[start of DATA FOR THIS EXERCISE]

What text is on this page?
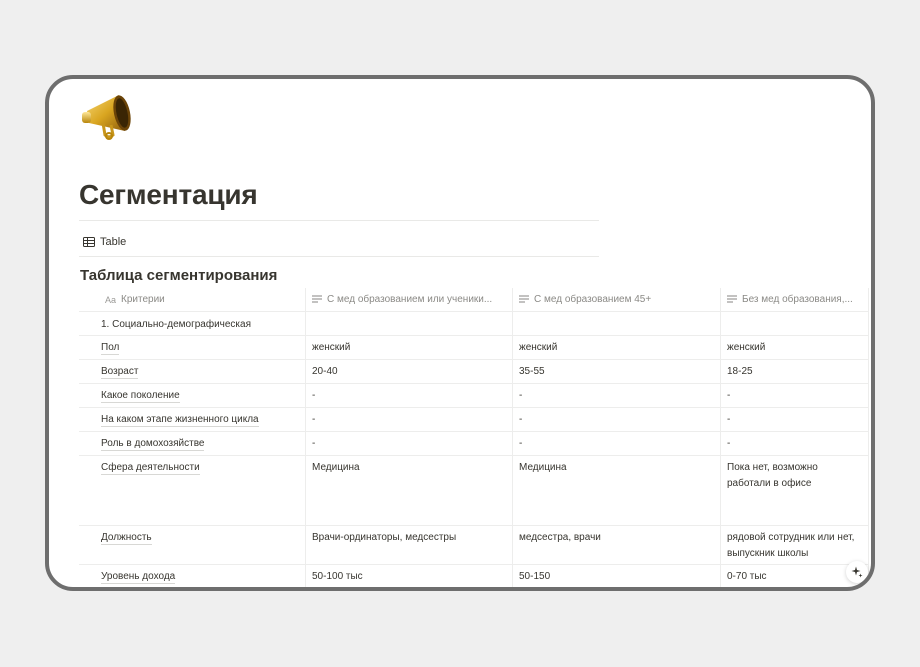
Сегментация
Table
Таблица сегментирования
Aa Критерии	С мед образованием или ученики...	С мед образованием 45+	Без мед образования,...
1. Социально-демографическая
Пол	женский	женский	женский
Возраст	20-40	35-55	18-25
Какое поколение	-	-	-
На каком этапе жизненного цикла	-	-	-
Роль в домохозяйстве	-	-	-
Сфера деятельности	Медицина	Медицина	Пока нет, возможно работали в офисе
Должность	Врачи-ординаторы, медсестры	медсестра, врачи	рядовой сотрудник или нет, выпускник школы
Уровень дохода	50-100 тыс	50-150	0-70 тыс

[end of DATA FOR THIS EXERCISE]
[start of DATA FOR THIS EXERCISE]

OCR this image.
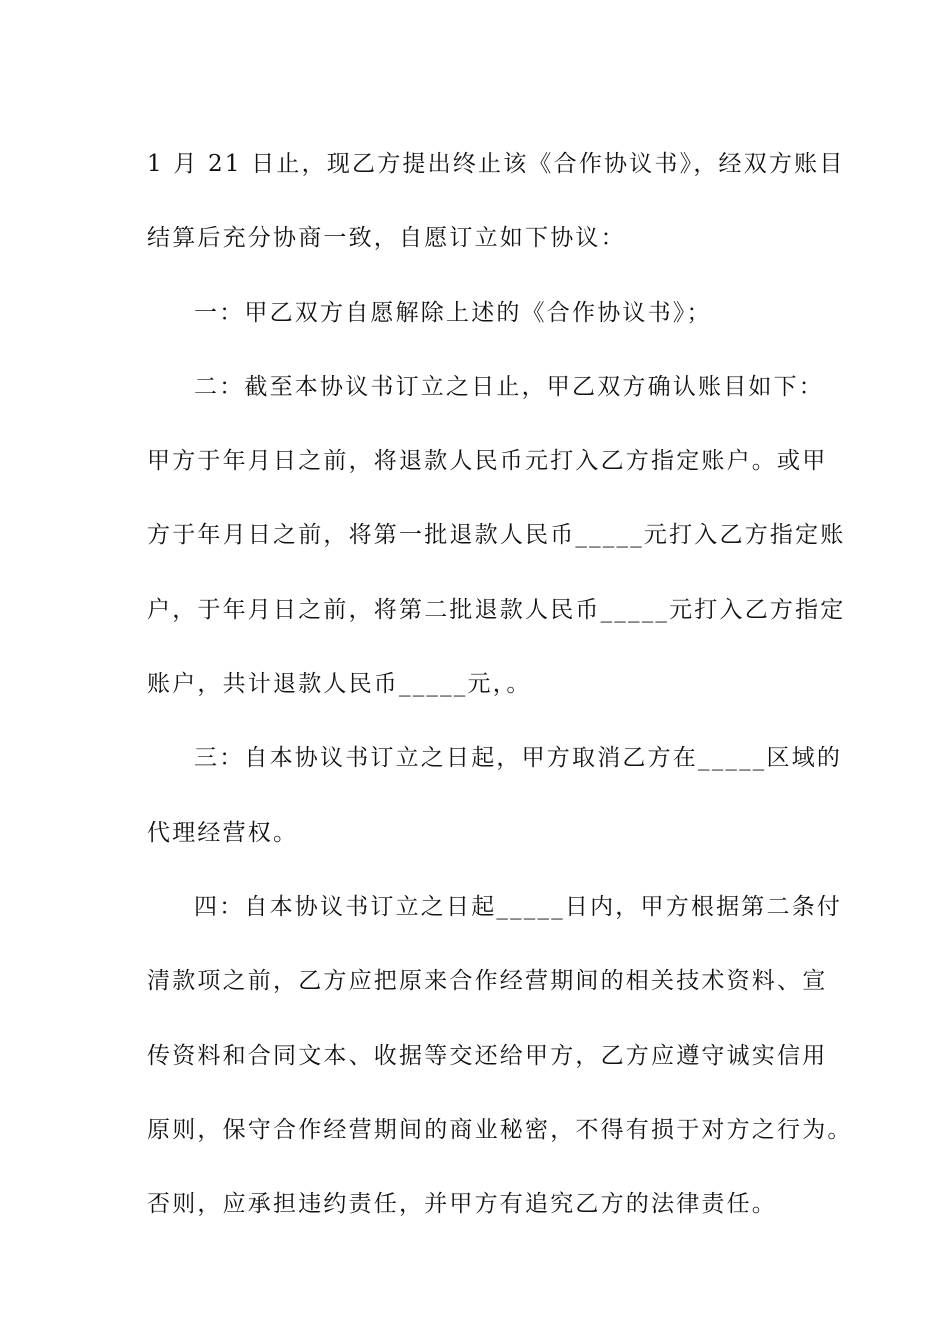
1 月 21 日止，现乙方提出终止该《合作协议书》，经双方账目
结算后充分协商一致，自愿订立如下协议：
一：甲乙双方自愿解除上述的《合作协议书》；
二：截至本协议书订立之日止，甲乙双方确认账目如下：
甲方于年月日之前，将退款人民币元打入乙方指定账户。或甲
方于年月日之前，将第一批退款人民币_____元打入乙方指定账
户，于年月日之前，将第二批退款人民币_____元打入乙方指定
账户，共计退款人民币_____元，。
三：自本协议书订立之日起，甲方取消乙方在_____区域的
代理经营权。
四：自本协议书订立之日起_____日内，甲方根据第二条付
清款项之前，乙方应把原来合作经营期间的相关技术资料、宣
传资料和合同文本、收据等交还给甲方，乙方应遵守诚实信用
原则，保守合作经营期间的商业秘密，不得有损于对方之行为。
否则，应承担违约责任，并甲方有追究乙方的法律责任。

[end of DATA FOR THIS EXERCISE]

• PROBLEM STATEMENT
Search the records for the word "合作协议书", then list every line that has it.

• ANSWER TO THIS TASK
1 月 21 日止，现乙方提出终止该《合作协议书》，经双方账目
一：甲乙双方自愿解除上述的《合作协议书》；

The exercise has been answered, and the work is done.